▶ **Your goal**: Your copy of the material must match it exactly, except that pictures are dropped.

▶ **Provided data**:
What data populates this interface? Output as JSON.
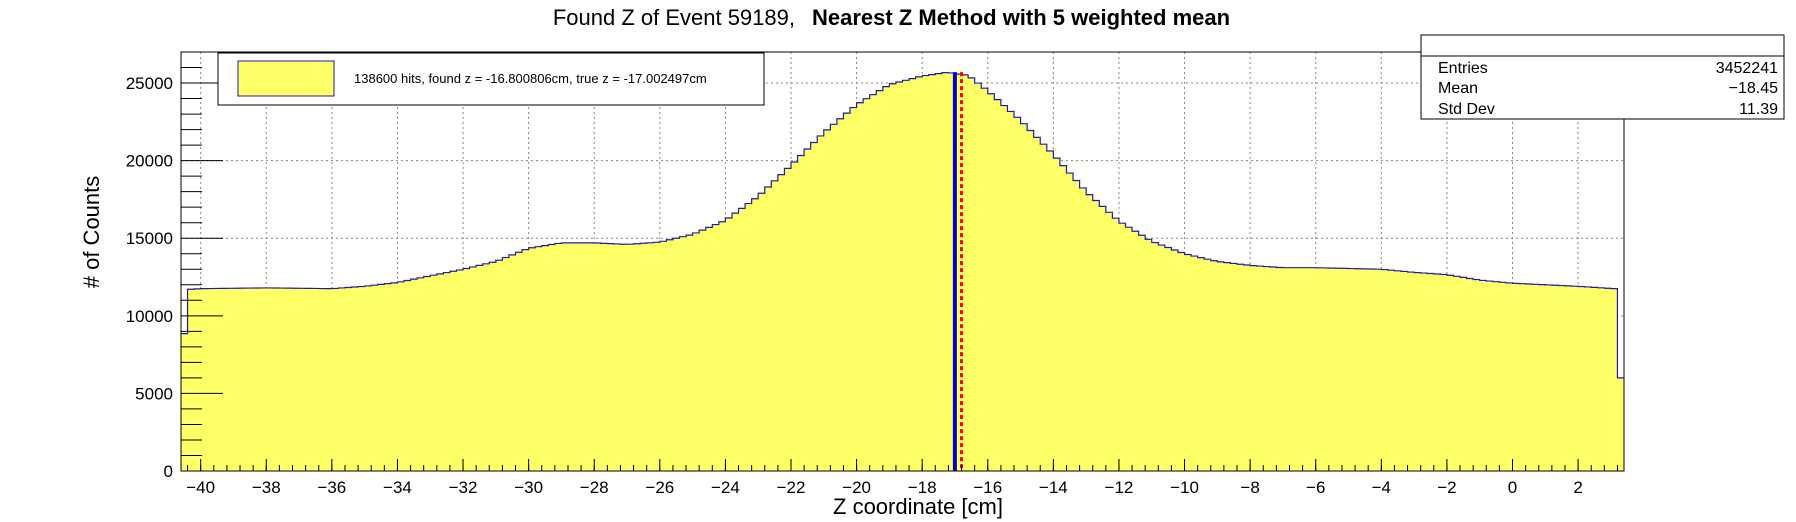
{
  "chart_data": {
    "type": "histogram",
    "title_prefix": "Found Z of Event 59189,",
    "title_bold": "Nearest Z Method with 5 weighted mean",
    "xlabel": "Z coordinate [cm]",
    "ylabel": "# of Counts",
    "xlim": [
      -40.6,
      3.4
    ],
    "ylim": [
      0,
      27000
    ],
    "x_ticks": [
      -40,
      -38,
      -36,
      -34,
      -32,
      -30,
      -28,
      -26,
      -24,
      -22,
      -20,
      -18,
      -16,
      -14,
      -12,
      -10,
      -8,
      -6,
      -4,
      -2,
      0,
      2
    ],
    "y_ticks": [
      0,
      5000,
      10000,
      15000,
      20000,
      25000
    ],
    "grid": true,
    "fill_color": "#ffff66",
    "line_color": "#1d1da8",
    "profile": [
      [
        -40.6,
        6000
      ],
      [
        -40.4,
        11700
      ],
      [
        -40,
        11750
      ],
      [
        -38,
        11800
      ],
      [
        -36,
        11750
      ],
      [
        -35,
        11900
      ],
      [
        -34,
        12150
      ],
      [
        -32,
        13000
      ],
      [
        -31,
        13500
      ],
      [
        -30,
        14350
      ],
      [
        -29,
        14700
      ],
      [
        -28,
        14700
      ],
      [
        -27,
        14600
      ],
      [
        -26,
        14750
      ],
      [
        -25,
        15250
      ],
      [
        -24,
        16150
      ],
      [
        -23,
        17700
      ],
      [
        -22,
        19700
      ],
      [
        -21,
        21800
      ],
      [
        -20,
        23600
      ],
      [
        -19,
        24900
      ],
      [
        -18,
        25450
      ],
      [
        -17.2,
        25700
      ],
      [
        -17,
        25600
      ],
      [
        -16.6,
        25500
      ],
      [
        -16,
        24500
      ],
      [
        -15,
        22600
      ],
      [
        -14,
        20400
      ],
      [
        -13,
        18000
      ],
      [
        -12,
        16100
      ],
      [
        -11,
        14800
      ],
      [
        -10,
        14000
      ],
      [
        -9,
        13500
      ],
      [
        -8,
        13250
      ],
      [
        -7,
        13100
      ],
      [
        -6,
        13100
      ],
      [
        -5,
        13050
      ],
      [
        -4,
        13000
      ],
      [
        -3,
        12800
      ],
      [
        -2,
        12650
      ],
      [
        -1,
        12300
      ],
      [
        0,
        12100
      ],
      [
        1,
        12000
      ],
      [
        2,
        11900
      ],
      [
        3.1,
        11750
      ],
      [
        3.2,
        6000
      ],
      [
        3.4,
        6000
      ]
    ],
    "vertical_lines": [
      {
        "x": -17.002497,
        "color": "#0000cc",
        "style": "solid"
      },
      {
        "x": -16.800806,
        "color": "#ff0000",
        "style": "dotted"
      }
    ],
    "legend": {
      "label": "138600 hits, found z = -16.800806cm, true z = -17.002497cm",
      "placement": "top-left"
    },
    "stats": {
      "placement": "top-right",
      "rows": [
        {
          "label": "Entries",
          "value": "3452241"
        },
        {
          "label": "Mean",
          "value": "−18.45"
        },
        {
          "label": "Std Dev",
          "value": "11.39"
        }
      ]
    }
  }
}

▶ **Answer to this problem**:
What data populates this interface? Output as JSON.
{
  "chart_data": {
    "type": "histogram",
    "title_prefix": "Found Z of Event 59189,",
    "title_bold": "Nearest Z Method with 5 weighted mean",
    "xlabel": "Z coordinate [cm]",
    "ylabel": "# of Counts",
    "xlim": [
      -40.6,
      3.4
    ],
    "ylim": [
      0,
      27000
    ],
    "x_ticks": [
      -40,
      -38,
      -36,
      -34,
      -32,
      -30,
      -28,
      -26,
      -24,
      -22,
      -20,
      -18,
      -16,
      -14,
      -12,
      -10,
      -8,
      -6,
      -4,
      -2,
      0,
      2
    ],
    "y_ticks": [
      0,
      5000,
      10000,
      15000,
      20000,
      25000
    ],
    "grid": true,
    "fill_color": "#ffff66",
    "line_color": "#1d1da8",
    "profile": [
      [
        -40.6,
        6000
      ],
      [
        -40.4,
        11700
      ],
      [
        -40,
        11750
      ],
      [
        -38,
        11800
      ],
      [
        -36,
        11750
      ],
      [
        -35,
        11900
      ],
      [
        -34,
        12150
      ],
      [
        -32,
        13000
      ],
      [
        -31,
        13500
      ],
      [
        -30,
        14350
      ],
      [
        -29,
        14700
      ],
      [
        -28,
        14700
      ],
      [
        -27,
        14600
      ],
      [
        -26,
        14750
      ],
      [
        -25,
        15250
      ],
      [
        -24,
        16150
      ],
      [
        -23,
        17700
      ],
      [
        -22,
        19700
      ],
      [
        -21,
        21800
      ],
      [
        -20,
        23600
      ],
      [
        -19,
        24900
      ],
      [
        -18,
        25450
      ],
      [
        -17.2,
        25700
      ],
      [
        -17,
        25600
      ],
      [
        -16.6,
        25500
      ],
      [
        -16,
        24500
      ],
      [
        -15,
        22600
      ],
      [
        -14,
        20400
      ],
      [
        -13,
        18000
      ],
      [
        -12,
        16100
      ],
      [
        -11,
        14800
      ],
      [
        -10,
        14000
      ],
      [
        -9,
        13500
      ],
      [
        -8,
        13250
      ],
      [
        -7,
        13100
      ],
      [
        -6,
        13100
      ],
      [
        -5,
        13050
      ],
      [
        -4,
        13000
      ],
      [
        -3,
        12800
      ],
      [
        -2,
        12650
      ],
      [
        -1,
        12300
      ],
      [
        0,
        12100
      ],
      [
        1,
        12000
      ],
      [
        2,
        11900
      ],
      [
        3.1,
        11750
      ],
      [
        3.2,
        6000
      ],
      [
        3.4,
        6000
      ]
    ],
    "vertical_lines": [
      {
        "x": -17.002497,
        "color": "#0000cc",
        "style": "solid"
      },
      {
        "x": -16.800806,
        "color": "#ff0000",
        "style": "dotted"
      }
    ],
    "legend": {
      "label": "138600 hits, found z = -16.800806cm, true z = -17.002497cm",
      "placement": "top-left"
    },
    "stats": {
      "placement": "top-right",
      "rows": [
        {
          "label": "Entries",
          "value": "3452241"
        },
        {
          "label": "Mean",
          "value": "−18.45"
        },
        {
          "label": "Std Dev",
          "value": "11.39"
        }
      ]
    }
  }
}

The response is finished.